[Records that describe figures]

-- -- --

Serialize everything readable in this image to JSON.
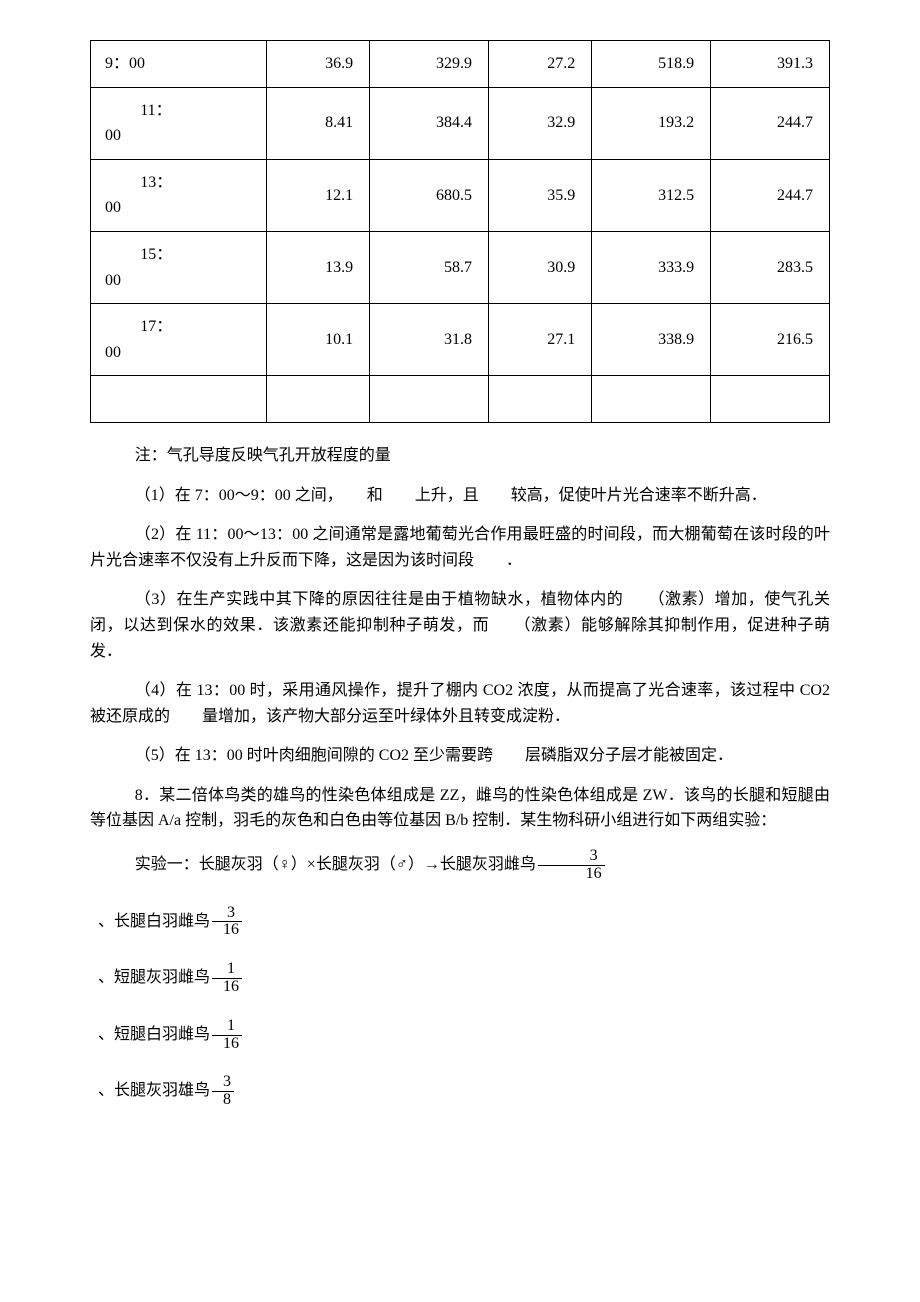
{
  "table": {
    "columns_count": 6,
    "rows": [
      {
        "time": "9：00",
        "c1": "36.9",
        "c2": "329.9",
        "c3": "27.2",
        "c4": "518.9",
        "c5": "391.3"
      },
      {
        "time": "11：00",
        "c1": "8.41",
        "c2": "384.4",
        "c3": "32.9",
        "c4": "193.2",
        "c5": "244.7"
      },
      {
        "time": "13：00",
        "c1": "12.1",
        "c2": "680.5",
        "c3": "35.9",
        "c4": "312.5",
        "c5": "244.7"
      },
      {
        "time": "15：00",
        "c1": "13.9",
        "c2": "58.7",
        "c3": "30.9",
        "c4": "333.9",
        "c5": "283.5"
      },
      {
        "time": "17：00",
        "c1": "10.1",
        "c2": "31.8",
        "c3": "27.1",
        "c4": "338.9",
        "c5": "216.5"
      }
    ]
  },
  "note": "注：气孔导度反映气孔开放程度的量",
  "q1": "（1）在 7：00～9：00 之间，　　和　　上升，且　　较高，促使叶片光合速率不断升高．",
  "q2": "（2）在 11：00～13：00 之间通常是露地葡萄光合作用最旺盛的时间段，而大棚葡萄在该时段的叶片光合速率不仅没有上升反而下降，这是因为该时间段　　．",
  "q3": "（3）在生产实践中其下降的原因往往是由于植物缺水，植物体内的　　（激素）增加，使气孔关闭，以达到保水的效果．该激素还能抑制种子萌发，而　　（激素）能够解除其抑制作用，促进种子萌发．",
  "q4": "（4）在 13：00 时，采用通风操作，提升了棚内 CO2 浓度，从而提高了光合速率，该过程中 CO2 被还原成的　　量增加，该产物大部分运至叶绿体外且转变成淀粉．",
  "q5": "（5）在 13：00 时叶肉细胞间隙的 CO2 至少需要跨　　层磷脂双分子层才能被固定．",
  "q8_intro": "8．某二倍体鸟类的雄鸟的性染色体组成是 ZZ，雌鸟的性染色体组成是 ZW．该鸟的长腿和短腿由等位基因 A/a 控制，羽毛的灰色和白色由等位基因 B/b 控制．某生物科研小组进行如下两组实验：",
  "exp1": {
    "prefix": "实验一：长腿灰羽（♀）×长腿灰羽（♂）→长腿灰羽雌鸟",
    "items": [
      {
        "label": "长腿白羽雌鸟",
        "num": "3",
        "den": "16"
      },
      {
        "label": "短腿灰羽雌鸟",
        "num": "1",
        "den": "16"
      },
      {
        "label": "短腿白羽雌鸟",
        "num": "1",
        "den": "16"
      },
      {
        "label": "长腿灰羽雄鸟",
        "num": "3",
        "den": "8"
      }
    ],
    "first_frac": {
      "num": "3",
      "den": "16"
    }
  }
}
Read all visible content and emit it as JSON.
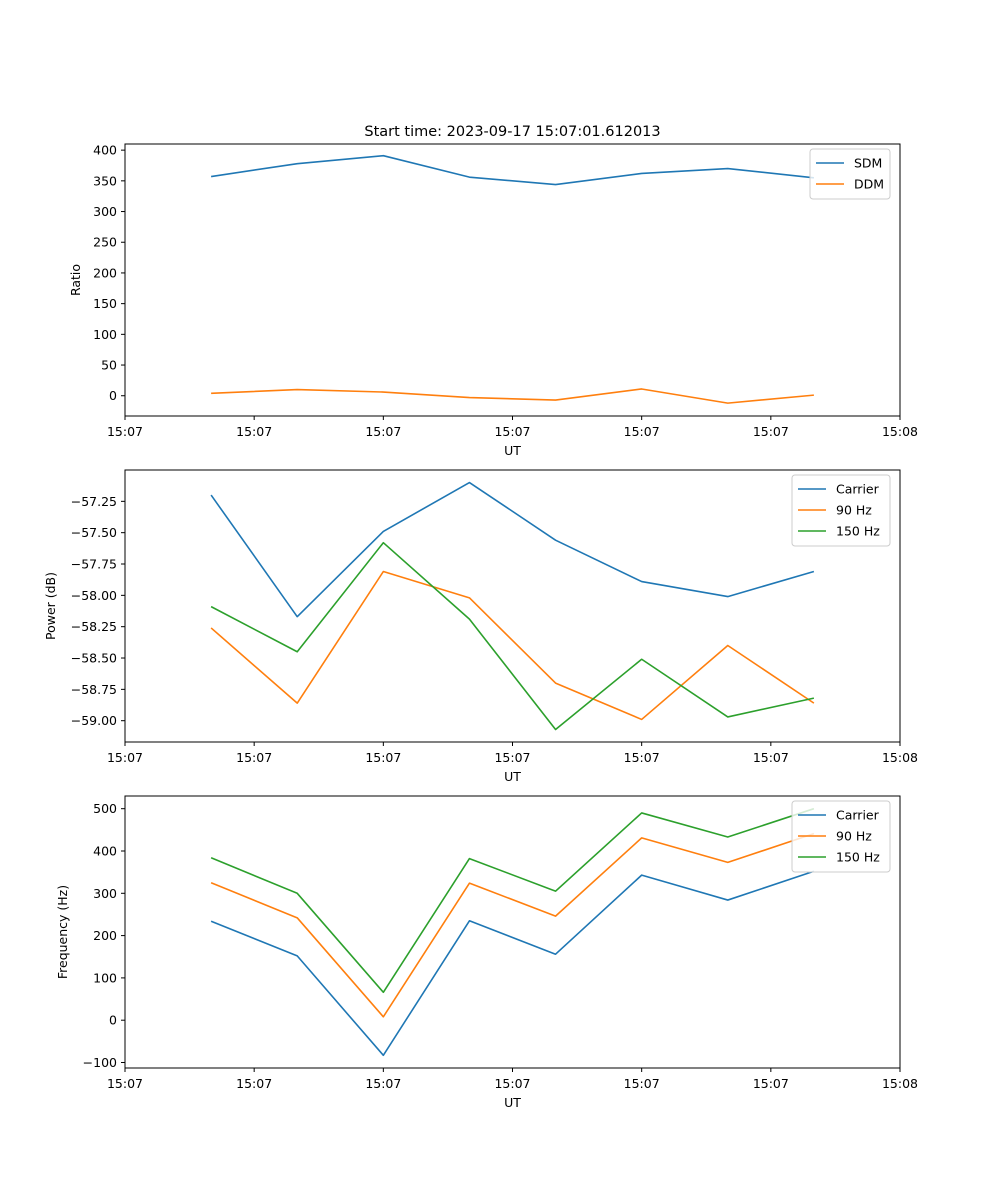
{
  "figure_title": "Start time: 2023-09-17 15:07:01.612013",
  "chart_data": [
    {
      "type": "line",
      "title": "Start time: 2023-09-17 15:07:01.612013",
      "xlabel": "UT",
      "ylabel": "Ratio",
      "x_index": [
        1,
        2,
        3,
        4,
        5,
        6,
        7,
        8
      ],
      "xlim": [
        0,
        9
      ],
      "x_ticks": [
        0,
        1.5,
        3,
        4.5,
        6,
        7.5,
        9
      ],
      "x_tick_labels": [
        "15:07",
        "15:07",
        "15:07",
        "15:07",
        "15:07",
        "15:07",
        "15:08"
      ],
      "ylim": [
        -33,
        410
      ],
      "y_ticks": [
        0,
        50,
        100,
        150,
        200,
        250,
        300,
        350,
        400
      ],
      "y_tick_labels": [
        "0",
        "50",
        "100",
        "150",
        "200",
        "250",
        "300",
        "350",
        "400"
      ],
      "legend": "top-right",
      "series": [
        {
          "name": "SDM",
          "color": "#1f77b4",
          "values": [
            357,
            378,
            391,
            356,
            344,
            362,
            370,
            355
          ]
        },
        {
          "name": "DDM",
          "color": "#ff7f0e",
          "values": [
            4,
            10,
            6,
            -3,
            -7,
            11,
            -12,
            1
          ]
        }
      ]
    },
    {
      "type": "line",
      "title": "",
      "xlabel": "UT",
      "ylabel": "Power (dB)",
      "x_index": [
        1,
        2,
        3,
        4,
        5,
        6,
        7,
        8
      ],
      "xlim": [
        0,
        9
      ],
      "x_ticks": [
        0,
        1.5,
        3,
        4.5,
        6,
        7.5,
        9
      ],
      "x_tick_labels": [
        "15:07",
        "15:07",
        "15:07",
        "15:07",
        "15:07",
        "15:07",
        "15:08"
      ],
      "ylim": [
        -59.17,
        -57.0
      ],
      "y_ticks": [
        -59.0,
        -58.75,
        -58.5,
        -58.25,
        -58.0,
        -57.75,
        -57.5,
        -57.25
      ],
      "y_tick_labels": [
        "−59.00",
        "−58.75",
        "−58.50",
        "−58.25",
        "−58.00",
        "−57.75",
        "−57.50",
        "−57.25"
      ],
      "legend": "top-right",
      "series": [
        {
          "name": "Carrier",
          "color": "#1f77b4",
          "values": [
            -57.2,
            -58.17,
            -57.49,
            -57.1,
            -57.56,
            -57.89,
            -58.01,
            -57.81
          ]
        },
        {
          "name": "90 Hz",
          "color": "#ff7f0e",
          "values": [
            -58.26,
            -58.86,
            -57.81,
            -58.02,
            -58.7,
            -58.99,
            -58.4,
            -58.86
          ]
        },
        {
          "name": "150 Hz",
          "color": "#2ca02c",
          "values": [
            -58.09,
            -58.45,
            -57.58,
            -58.19,
            -59.07,
            -58.51,
            -58.97,
            -58.82
          ]
        }
      ]
    },
    {
      "type": "line",
      "title": "",
      "xlabel": "UT",
      "ylabel": "Frequency (Hz)",
      "x_index": [
        1,
        2,
        3,
        4,
        5,
        6,
        7,
        8
      ],
      "xlim": [
        0,
        9
      ],
      "x_ticks": [
        0,
        1.5,
        3,
        4.5,
        6,
        7.5,
        9
      ],
      "x_tick_labels": [
        "15:07",
        "15:07",
        "15:07",
        "15:07",
        "15:07",
        "15:07",
        "15:08"
      ],
      "ylim": [
        -113,
        530
      ],
      "y_ticks": [
        -100,
        0,
        100,
        200,
        300,
        400,
        500
      ],
      "y_tick_labels": [
        "−100",
        "0",
        "100",
        "200",
        "300",
        "400",
        "500"
      ],
      "legend": "top-right",
      "series": [
        {
          "name": "Carrier",
          "color": "#1f77b4",
          "values": [
            234,
            152,
            -83,
            235,
            156,
            343,
            284,
            352
          ]
        },
        {
          "name": "90 Hz",
          "color": "#ff7f0e",
          "values": [
            325,
            242,
            8,
            324,
            246,
            431,
            373,
            441
          ]
        },
        {
          "name": "150 Hz",
          "color": "#2ca02c",
          "values": [
            384,
            300,
            66,
            382,
            305,
            490,
            433,
            500
          ]
        }
      ]
    }
  ]
}
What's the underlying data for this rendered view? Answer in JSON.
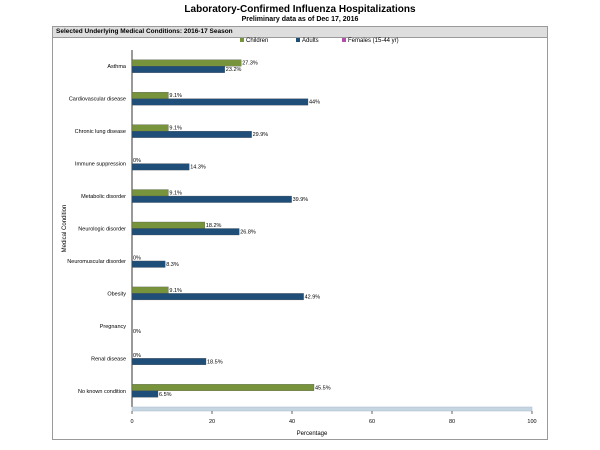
{
  "header": {
    "title": "Laboratory-Confirmed Influenza Hospitalizations",
    "subtitle": "Preliminary data as of Dec 17, 2016",
    "panel_title": "Selected Underlying Medical Conditions: 2016-17 Season"
  },
  "chart_data": {
    "type": "bar",
    "orientation": "horizontal",
    "categories": [
      "Asthma",
      "Cardiovascular disease",
      "Chronic lung disease",
      "Immune suppression",
      "Metabolic disorder",
      "Neurologic disorder",
      "Neuromuscular disorder",
      "Obesity",
      "Pregnancy",
      "Renal disease",
      "No known condition"
    ],
    "series": [
      {
        "name": "Children",
        "color": "#77933c",
        "values": [
          27.3,
          9.1,
          9.1,
          0,
          9.1,
          18.2,
          0,
          9.1,
          null,
          0,
          45.5
        ],
        "labels": [
          "27.3%",
          "9.1%",
          "9.1%",
          "0%",
          "9.1%",
          "18.2%",
          "0%",
          "9.1%",
          "",
          "0%",
          "45.5%"
        ]
      },
      {
        "name": "Adults",
        "color": "#1f4e79",
        "values": [
          23.2,
          44,
          29.9,
          14.3,
          39.9,
          26.8,
          8.3,
          42.9,
          null,
          18.5,
          6.5
        ],
        "labels": [
          "23.2%",
          "44%",
          "29.9%",
          "14.3%",
          "39.9%",
          "26.8%",
          "8.3%",
          "42.9%",
          "",
          "18.5%",
          "6.5%"
        ]
      },
      {
        "name": "Females (15-44 yr)",
        "color": "#b04fa8",
        "values": [
          null,
          null,
          null,
          null,
          null,
          null,
          null,
          null,
          0,
          null,
          null
        ],
        "labels": [
          "",
          "",
          "",
          "",
          "",
          "",
          "",
          "",
          "0%",
          "",
          ""
        ]
      }
    ],
    "xlabel": "Percentage",
    "ylabel": "Medical Condition",
    "xlim": [
      0,
      100
    ],
    "xticks": [
      "0",
      "20",
      "40",
      "60",
      "80",
      "100"
    ],
    "grid": false,
    "legend_position": "top"
  }
}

-- -- --

Copy every line of the entries above in which "this" occurs.

__EXERCISE RESPONSE__
Serialize everything readable in this image to JSON.
What's the underlying data for this rendered view? Answer in JSON.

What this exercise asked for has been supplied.